BEGIN Given records
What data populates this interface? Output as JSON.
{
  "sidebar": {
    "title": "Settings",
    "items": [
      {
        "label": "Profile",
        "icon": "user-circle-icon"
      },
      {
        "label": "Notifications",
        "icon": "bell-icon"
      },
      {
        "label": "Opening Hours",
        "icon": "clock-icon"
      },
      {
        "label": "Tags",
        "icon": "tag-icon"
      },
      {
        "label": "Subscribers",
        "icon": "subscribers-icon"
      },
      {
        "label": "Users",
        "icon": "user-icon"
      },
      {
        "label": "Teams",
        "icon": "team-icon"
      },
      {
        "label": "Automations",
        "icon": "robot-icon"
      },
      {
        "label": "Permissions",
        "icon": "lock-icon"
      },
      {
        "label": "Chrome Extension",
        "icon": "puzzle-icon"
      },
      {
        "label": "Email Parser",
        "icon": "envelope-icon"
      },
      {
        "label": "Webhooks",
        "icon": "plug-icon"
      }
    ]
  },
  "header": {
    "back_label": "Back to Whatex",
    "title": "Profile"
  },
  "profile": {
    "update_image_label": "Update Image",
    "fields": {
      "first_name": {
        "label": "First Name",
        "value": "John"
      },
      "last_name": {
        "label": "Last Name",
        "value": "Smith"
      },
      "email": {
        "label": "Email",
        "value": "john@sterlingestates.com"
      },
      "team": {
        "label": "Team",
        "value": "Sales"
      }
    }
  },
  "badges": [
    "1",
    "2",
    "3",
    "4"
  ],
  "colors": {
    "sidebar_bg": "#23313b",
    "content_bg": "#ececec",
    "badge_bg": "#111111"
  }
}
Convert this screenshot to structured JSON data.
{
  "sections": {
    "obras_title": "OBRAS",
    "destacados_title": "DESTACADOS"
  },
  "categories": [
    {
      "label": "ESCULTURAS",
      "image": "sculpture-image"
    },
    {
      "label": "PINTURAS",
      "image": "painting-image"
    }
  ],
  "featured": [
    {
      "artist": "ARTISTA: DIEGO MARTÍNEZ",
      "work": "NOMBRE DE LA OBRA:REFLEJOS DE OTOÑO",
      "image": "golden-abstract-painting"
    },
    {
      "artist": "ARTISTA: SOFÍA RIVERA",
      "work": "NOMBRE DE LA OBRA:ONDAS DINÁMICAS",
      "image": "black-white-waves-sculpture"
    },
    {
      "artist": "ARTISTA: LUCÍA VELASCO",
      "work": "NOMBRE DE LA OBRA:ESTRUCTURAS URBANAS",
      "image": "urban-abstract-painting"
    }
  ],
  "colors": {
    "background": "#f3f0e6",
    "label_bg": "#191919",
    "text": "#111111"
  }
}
END Given records
Go through the records above, find every line with the word "NOMBRE", and list those lines.

Result for this exercise:
      "work": "NOMBRE DE LA OBRA:REFLEJOS DE OTOÑO",
      "work": "NOMBRE DE LA OBRA:ONDAS DINÁMICAS",
      "work": "NOMBRE DE LA OBRA:ESTRUCTURAS URBANAS",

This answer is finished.